**Exercise goal:** Look through the material and copy each line holding "change".

Records from a data source:
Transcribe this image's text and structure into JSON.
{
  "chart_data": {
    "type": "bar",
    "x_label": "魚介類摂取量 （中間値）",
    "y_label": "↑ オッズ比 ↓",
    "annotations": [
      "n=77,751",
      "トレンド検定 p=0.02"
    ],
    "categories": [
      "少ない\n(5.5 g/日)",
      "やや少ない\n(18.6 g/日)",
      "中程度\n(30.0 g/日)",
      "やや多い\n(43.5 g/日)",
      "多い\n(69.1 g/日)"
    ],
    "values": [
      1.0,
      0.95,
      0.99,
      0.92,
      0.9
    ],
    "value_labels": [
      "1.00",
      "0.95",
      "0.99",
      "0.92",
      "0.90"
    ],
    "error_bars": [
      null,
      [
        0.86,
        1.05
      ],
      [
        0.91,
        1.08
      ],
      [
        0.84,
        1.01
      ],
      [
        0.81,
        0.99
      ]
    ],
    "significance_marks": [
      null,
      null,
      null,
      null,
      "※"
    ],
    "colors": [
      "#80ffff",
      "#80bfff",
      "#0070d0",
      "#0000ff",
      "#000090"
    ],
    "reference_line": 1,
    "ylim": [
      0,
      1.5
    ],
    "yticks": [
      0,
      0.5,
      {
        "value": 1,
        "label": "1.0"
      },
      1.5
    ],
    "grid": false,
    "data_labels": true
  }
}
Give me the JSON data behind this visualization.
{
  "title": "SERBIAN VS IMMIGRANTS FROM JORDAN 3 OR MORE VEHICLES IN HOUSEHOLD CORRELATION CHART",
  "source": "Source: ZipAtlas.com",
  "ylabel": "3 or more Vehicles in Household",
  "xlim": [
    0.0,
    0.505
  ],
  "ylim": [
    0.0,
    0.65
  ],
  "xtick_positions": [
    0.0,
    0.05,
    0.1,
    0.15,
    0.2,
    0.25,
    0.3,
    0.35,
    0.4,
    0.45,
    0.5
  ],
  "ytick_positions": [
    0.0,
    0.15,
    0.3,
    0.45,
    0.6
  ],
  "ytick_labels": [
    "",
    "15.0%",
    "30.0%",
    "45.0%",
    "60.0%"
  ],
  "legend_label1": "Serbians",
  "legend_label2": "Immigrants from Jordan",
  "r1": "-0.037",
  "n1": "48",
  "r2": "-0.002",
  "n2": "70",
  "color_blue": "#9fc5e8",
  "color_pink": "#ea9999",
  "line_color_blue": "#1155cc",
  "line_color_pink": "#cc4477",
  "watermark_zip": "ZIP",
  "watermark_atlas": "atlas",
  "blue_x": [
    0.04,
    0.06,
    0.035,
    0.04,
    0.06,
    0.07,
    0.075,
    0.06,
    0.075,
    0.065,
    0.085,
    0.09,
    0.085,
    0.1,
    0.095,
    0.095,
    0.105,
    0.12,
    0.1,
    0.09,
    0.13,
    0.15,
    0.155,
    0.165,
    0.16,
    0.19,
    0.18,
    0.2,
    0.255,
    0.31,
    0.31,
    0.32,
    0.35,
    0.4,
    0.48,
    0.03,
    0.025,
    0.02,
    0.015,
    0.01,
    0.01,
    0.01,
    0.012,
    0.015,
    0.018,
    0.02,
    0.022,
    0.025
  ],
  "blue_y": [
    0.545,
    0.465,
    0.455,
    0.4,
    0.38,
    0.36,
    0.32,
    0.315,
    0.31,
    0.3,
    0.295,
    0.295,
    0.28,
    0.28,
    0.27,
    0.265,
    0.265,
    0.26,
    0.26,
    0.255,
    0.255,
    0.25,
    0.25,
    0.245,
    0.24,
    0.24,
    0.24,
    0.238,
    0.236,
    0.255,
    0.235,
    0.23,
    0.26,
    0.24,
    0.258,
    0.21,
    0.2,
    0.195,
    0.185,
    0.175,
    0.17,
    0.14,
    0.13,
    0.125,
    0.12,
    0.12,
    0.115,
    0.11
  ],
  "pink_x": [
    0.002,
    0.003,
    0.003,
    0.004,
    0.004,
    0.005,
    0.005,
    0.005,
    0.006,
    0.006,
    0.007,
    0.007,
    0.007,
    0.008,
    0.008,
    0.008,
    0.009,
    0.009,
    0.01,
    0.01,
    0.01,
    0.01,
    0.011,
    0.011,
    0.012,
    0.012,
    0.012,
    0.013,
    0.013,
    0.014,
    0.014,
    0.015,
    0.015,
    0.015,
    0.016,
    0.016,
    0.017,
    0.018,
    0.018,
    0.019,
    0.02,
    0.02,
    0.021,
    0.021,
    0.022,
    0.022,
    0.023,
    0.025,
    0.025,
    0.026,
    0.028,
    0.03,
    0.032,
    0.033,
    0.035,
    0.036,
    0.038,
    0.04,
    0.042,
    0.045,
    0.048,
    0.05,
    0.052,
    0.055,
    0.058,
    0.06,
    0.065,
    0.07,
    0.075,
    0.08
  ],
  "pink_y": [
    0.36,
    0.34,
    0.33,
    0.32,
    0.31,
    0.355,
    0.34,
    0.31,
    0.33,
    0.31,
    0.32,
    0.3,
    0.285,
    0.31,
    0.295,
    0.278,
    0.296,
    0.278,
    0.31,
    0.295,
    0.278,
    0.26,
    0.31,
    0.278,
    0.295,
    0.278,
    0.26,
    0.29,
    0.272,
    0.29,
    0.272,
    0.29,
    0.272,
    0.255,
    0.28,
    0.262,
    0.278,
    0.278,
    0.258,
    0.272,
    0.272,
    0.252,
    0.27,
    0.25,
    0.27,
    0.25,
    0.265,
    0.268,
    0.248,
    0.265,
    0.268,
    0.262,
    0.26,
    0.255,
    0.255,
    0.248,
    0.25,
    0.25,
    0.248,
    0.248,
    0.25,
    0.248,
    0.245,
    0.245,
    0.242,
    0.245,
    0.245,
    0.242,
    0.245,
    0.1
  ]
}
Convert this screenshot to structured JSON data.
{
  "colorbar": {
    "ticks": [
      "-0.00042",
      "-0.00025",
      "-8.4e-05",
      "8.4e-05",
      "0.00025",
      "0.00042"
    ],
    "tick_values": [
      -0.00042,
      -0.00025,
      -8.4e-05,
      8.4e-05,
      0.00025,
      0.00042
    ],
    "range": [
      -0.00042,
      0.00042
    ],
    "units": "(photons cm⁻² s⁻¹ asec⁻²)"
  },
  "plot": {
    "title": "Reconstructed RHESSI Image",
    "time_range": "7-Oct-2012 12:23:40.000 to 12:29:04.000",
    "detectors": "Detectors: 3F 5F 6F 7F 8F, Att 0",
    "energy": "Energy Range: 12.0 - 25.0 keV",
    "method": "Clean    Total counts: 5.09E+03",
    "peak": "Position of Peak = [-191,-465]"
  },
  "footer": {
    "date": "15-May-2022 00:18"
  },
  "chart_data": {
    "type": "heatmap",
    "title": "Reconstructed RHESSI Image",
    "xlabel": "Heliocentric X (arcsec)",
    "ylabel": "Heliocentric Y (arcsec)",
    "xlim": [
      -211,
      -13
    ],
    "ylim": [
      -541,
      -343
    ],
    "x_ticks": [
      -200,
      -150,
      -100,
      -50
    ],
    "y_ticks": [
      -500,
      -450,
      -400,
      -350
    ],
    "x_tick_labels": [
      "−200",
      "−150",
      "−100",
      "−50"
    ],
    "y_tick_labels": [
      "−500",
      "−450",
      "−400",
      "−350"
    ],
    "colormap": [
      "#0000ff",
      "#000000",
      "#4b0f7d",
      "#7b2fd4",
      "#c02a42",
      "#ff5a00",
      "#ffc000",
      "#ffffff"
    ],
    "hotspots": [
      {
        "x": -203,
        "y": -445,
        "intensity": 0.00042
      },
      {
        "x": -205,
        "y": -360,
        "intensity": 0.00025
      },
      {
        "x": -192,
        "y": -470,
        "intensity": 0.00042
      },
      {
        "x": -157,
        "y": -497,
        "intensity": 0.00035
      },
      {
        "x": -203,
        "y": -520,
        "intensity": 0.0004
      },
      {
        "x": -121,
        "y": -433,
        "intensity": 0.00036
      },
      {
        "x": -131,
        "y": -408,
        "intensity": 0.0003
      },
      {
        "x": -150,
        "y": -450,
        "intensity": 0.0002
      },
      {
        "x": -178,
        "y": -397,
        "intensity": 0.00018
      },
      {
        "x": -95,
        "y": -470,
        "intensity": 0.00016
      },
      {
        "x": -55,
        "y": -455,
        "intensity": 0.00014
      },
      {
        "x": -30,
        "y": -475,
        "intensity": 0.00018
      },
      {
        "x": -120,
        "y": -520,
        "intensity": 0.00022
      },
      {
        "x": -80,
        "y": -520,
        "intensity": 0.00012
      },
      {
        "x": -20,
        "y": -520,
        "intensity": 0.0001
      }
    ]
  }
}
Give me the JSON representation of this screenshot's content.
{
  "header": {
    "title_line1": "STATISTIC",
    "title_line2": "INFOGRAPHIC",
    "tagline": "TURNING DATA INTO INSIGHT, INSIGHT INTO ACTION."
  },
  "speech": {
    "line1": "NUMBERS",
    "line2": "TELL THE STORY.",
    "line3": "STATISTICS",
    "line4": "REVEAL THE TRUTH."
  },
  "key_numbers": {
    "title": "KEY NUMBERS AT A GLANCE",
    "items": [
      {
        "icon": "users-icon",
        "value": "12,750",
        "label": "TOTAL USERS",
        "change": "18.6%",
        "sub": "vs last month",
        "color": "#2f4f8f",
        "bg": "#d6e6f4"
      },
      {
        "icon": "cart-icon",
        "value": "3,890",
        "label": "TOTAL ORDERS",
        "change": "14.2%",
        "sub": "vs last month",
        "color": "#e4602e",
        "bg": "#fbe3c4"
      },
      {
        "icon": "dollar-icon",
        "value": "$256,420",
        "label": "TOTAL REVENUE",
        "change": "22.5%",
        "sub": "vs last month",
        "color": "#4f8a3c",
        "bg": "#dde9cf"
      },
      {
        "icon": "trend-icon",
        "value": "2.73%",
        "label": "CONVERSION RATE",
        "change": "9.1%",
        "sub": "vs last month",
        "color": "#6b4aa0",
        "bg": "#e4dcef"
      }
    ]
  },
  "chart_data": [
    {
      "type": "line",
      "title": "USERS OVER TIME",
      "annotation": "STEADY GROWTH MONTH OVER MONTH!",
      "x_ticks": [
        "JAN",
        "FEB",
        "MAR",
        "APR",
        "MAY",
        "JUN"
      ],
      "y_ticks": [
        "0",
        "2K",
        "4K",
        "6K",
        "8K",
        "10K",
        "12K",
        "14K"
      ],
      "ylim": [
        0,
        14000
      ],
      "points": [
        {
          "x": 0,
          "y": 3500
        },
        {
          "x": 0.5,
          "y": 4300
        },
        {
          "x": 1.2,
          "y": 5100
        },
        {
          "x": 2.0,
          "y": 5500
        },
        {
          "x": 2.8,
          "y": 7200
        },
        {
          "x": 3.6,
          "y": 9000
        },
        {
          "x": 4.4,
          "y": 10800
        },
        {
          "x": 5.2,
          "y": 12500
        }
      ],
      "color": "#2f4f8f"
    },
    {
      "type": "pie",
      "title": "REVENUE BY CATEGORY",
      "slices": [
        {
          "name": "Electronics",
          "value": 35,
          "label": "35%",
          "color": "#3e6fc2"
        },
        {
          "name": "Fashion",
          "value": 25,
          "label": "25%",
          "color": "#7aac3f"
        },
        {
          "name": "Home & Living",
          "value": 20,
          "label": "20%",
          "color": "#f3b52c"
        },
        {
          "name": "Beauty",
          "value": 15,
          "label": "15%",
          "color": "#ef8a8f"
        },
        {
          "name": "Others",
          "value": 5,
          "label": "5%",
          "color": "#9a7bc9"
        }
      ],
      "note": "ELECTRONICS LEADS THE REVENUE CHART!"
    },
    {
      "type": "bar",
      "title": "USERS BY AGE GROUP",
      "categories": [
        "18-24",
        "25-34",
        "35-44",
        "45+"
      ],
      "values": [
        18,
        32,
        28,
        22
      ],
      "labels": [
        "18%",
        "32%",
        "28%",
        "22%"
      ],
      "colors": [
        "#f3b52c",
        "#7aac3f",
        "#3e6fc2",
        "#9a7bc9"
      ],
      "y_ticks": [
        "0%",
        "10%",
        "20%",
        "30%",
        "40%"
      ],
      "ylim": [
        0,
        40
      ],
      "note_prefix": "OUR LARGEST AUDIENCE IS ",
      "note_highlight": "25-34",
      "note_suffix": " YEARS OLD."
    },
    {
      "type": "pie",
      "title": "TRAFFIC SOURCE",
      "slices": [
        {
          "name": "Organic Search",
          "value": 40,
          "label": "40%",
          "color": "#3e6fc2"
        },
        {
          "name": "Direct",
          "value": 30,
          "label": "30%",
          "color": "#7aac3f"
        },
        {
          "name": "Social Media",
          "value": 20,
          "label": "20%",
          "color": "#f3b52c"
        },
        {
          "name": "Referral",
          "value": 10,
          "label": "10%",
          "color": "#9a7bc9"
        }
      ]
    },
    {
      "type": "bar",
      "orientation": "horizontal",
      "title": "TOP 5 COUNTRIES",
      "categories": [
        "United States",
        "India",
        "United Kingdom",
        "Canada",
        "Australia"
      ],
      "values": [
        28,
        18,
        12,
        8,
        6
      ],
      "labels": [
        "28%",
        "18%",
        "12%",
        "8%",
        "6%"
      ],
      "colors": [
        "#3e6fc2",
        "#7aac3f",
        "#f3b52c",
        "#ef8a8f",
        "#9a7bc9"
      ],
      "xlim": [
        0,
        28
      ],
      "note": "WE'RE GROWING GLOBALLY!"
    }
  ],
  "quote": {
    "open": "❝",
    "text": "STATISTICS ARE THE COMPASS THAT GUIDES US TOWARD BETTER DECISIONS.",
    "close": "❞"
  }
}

**Output:**
        "change": "18.6%",
        "change": "14.2%",
        "change": "22.5%",
        "change": "9.1%",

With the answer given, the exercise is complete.